**Goal**
From the listing below, extract every line in which the word "this" appears.
— Start of Input records —
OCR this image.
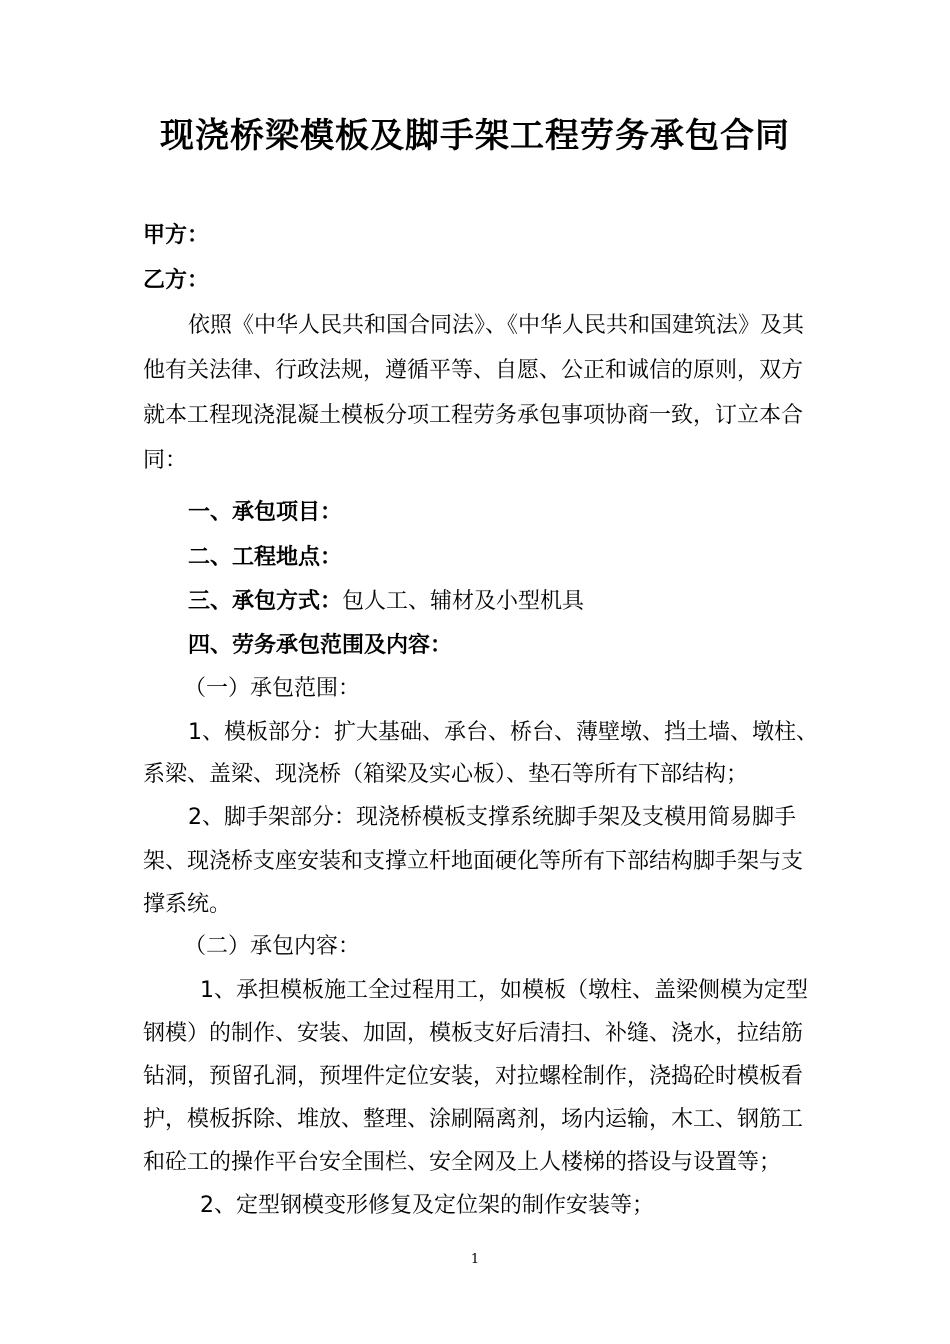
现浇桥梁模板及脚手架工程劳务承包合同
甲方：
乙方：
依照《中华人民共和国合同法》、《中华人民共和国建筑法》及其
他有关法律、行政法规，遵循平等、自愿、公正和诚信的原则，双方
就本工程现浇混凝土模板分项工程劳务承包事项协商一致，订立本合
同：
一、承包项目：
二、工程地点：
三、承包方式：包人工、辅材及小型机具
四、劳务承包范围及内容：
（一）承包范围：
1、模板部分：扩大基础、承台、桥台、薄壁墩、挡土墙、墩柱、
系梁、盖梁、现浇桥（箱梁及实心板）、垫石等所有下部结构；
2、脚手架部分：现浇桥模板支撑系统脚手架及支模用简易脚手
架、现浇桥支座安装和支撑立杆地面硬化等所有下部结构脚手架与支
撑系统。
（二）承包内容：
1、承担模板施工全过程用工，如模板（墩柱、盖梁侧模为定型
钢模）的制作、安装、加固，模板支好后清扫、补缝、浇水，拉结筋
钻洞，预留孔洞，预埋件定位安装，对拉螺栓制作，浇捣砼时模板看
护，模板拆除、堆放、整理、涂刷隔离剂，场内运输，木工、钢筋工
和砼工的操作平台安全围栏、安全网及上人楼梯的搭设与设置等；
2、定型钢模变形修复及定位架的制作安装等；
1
— End of Input records —
— Start of Input records —
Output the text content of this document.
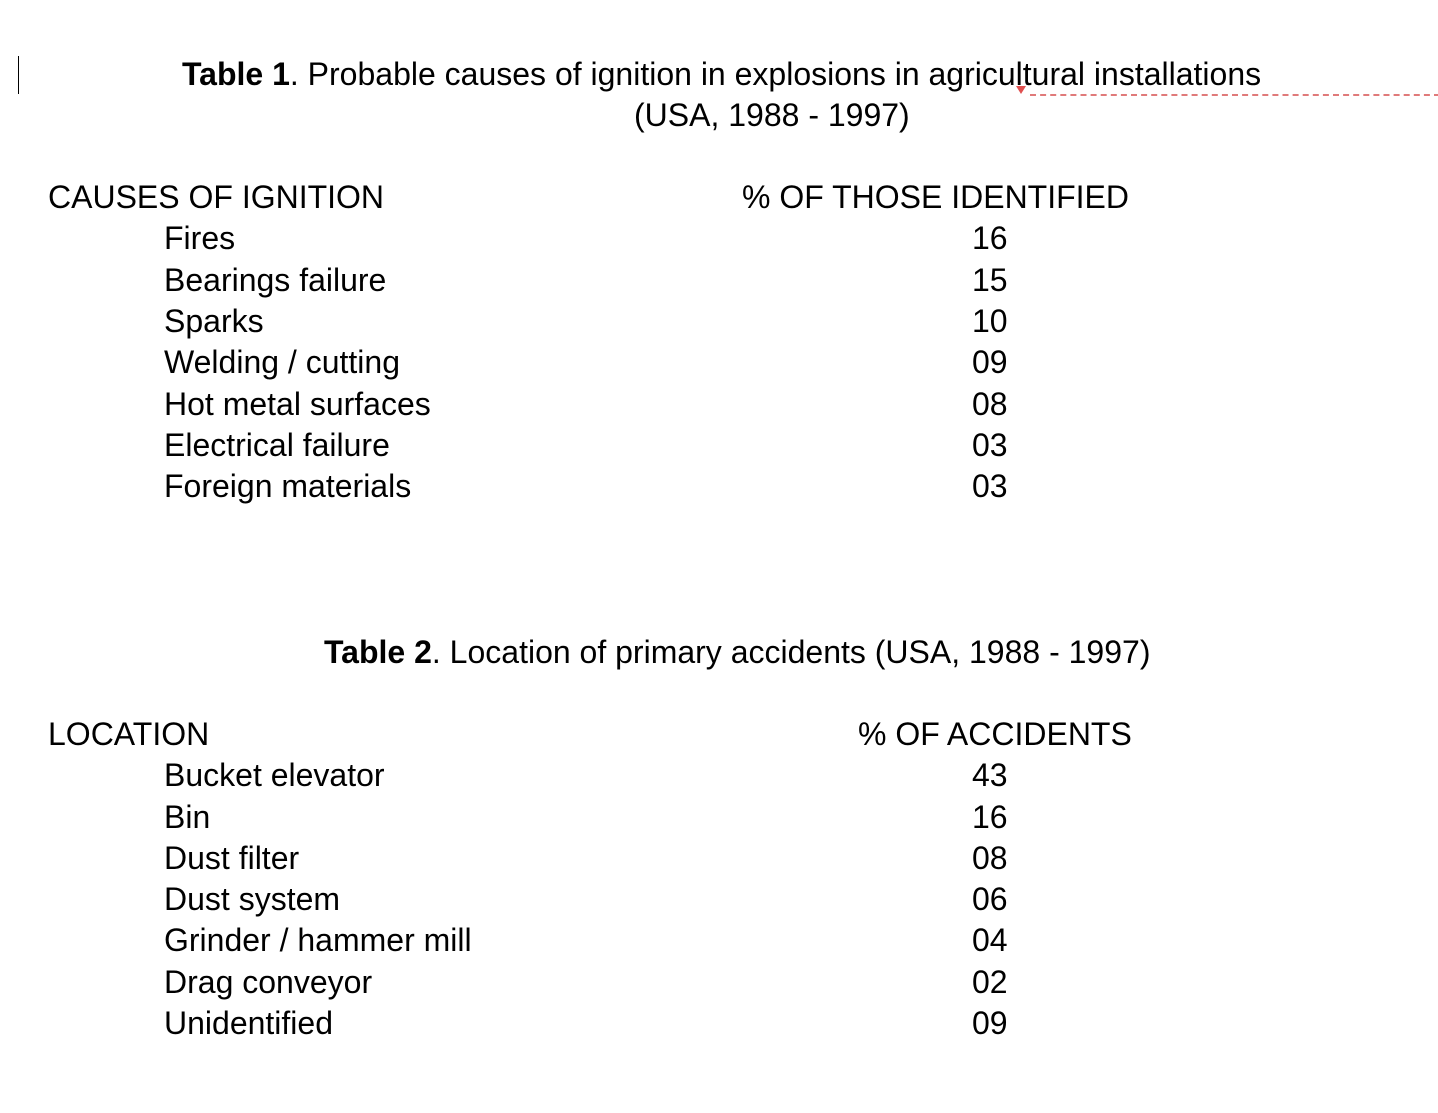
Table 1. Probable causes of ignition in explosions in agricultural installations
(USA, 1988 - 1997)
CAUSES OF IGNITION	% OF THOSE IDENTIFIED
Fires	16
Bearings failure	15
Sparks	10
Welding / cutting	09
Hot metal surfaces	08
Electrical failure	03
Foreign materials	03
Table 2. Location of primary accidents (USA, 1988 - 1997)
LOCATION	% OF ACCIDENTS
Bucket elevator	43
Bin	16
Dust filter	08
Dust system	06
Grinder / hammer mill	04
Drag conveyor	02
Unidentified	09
— End of Input records —
**Finished answer**
OCR this image.
Output the text content of this document.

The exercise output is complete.